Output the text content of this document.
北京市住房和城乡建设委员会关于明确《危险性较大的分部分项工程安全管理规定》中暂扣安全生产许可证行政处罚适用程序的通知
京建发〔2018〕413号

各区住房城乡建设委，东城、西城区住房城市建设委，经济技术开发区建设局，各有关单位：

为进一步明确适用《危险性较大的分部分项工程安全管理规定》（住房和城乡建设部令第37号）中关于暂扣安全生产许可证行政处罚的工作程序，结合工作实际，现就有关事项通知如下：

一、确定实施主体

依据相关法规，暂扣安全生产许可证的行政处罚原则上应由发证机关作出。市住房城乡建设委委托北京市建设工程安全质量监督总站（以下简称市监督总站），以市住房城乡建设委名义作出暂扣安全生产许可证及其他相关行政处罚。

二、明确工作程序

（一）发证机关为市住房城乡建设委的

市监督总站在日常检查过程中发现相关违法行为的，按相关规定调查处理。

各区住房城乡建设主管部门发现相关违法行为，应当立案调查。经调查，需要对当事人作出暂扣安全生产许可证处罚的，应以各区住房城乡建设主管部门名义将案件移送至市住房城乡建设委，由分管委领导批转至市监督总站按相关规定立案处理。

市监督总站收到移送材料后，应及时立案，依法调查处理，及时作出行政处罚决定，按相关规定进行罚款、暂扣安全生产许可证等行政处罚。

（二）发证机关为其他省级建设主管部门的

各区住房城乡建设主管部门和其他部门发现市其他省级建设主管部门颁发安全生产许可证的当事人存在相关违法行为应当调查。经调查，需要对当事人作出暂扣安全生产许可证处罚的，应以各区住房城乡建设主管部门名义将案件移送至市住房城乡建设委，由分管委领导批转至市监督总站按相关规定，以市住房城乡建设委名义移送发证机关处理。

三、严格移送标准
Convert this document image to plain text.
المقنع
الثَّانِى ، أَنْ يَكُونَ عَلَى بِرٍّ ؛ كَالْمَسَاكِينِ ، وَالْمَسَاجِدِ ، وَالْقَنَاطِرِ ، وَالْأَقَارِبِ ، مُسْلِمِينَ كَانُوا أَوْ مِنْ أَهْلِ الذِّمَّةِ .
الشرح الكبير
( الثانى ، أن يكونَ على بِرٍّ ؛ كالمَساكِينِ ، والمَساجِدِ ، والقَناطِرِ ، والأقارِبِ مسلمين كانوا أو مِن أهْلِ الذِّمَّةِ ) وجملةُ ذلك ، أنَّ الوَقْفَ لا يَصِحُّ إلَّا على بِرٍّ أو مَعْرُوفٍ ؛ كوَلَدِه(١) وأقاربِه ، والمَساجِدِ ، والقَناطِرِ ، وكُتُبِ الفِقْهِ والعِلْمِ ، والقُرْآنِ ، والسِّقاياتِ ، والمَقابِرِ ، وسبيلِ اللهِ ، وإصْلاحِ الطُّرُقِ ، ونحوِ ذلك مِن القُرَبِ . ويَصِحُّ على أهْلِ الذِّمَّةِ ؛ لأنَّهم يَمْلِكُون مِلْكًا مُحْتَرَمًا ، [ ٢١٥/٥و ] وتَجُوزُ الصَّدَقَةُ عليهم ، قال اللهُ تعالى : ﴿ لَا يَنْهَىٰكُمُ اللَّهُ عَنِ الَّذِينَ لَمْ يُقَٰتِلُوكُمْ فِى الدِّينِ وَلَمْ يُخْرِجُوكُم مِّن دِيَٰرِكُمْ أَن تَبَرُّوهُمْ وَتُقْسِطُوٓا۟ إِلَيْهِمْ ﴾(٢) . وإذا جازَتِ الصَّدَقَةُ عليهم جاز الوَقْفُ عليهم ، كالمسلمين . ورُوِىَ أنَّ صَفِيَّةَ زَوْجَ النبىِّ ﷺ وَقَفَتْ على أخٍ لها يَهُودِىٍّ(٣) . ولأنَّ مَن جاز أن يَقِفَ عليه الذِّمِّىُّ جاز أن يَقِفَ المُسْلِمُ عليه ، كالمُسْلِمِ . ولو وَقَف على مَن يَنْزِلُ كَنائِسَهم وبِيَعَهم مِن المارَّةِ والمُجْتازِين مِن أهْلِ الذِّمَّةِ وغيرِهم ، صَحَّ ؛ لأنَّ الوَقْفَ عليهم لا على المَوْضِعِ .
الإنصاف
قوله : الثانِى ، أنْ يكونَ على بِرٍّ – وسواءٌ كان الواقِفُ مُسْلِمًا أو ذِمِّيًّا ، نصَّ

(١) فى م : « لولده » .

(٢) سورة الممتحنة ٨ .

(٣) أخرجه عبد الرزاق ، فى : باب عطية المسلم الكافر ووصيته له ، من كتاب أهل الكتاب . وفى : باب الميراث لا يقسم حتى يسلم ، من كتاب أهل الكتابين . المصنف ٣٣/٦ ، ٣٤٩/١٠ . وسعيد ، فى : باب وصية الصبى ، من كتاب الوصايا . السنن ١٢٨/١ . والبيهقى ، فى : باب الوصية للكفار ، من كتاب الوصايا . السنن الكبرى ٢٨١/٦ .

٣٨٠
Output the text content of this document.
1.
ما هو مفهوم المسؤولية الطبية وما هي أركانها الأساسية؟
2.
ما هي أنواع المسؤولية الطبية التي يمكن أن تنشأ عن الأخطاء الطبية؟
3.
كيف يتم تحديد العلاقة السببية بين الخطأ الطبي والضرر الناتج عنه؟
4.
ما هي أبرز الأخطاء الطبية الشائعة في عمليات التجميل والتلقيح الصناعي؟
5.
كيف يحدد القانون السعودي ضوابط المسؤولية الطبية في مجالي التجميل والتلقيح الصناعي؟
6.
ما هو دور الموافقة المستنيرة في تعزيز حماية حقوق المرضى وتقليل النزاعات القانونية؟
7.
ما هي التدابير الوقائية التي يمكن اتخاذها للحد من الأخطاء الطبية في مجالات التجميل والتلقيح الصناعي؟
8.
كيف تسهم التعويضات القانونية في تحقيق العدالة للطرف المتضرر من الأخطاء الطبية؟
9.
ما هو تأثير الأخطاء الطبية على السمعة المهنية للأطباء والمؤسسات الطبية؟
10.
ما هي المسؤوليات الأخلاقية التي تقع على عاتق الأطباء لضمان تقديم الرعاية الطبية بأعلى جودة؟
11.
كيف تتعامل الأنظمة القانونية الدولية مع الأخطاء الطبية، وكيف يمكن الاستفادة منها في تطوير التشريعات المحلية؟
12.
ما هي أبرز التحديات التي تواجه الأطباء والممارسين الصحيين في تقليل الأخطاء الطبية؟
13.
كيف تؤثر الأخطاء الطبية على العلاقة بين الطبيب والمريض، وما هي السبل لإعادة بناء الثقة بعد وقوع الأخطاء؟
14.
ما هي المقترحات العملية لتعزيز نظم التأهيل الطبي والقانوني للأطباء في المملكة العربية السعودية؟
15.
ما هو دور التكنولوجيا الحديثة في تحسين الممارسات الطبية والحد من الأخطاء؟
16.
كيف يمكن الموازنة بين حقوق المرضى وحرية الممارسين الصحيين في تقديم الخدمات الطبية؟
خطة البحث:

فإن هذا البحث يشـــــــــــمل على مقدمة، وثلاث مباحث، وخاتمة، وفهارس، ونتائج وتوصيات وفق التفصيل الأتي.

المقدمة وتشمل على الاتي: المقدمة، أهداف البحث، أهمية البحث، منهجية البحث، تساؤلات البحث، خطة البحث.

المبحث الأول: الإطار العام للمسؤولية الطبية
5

## EXERCISE DIRECTIONS:
Scan the material above. Copy each line where "القانونية" occurs.

## COMPLETE ANSWER:
ما هو دور الموافقة المستنيرة في تعزيز حماية حقوق المرضى وتقليل النزاعات القانونية؟
كيف تسهم التعويضات القانونية في تحقيق العدالة للطرف المتضرر من الأخطاء الطبية؟
كيف تتعامل الأنظمة القانونية الدولية مع الأخطاء الطبية، وكيف يمكن الاستفادة منها في تطوير التشريعات المحلية؟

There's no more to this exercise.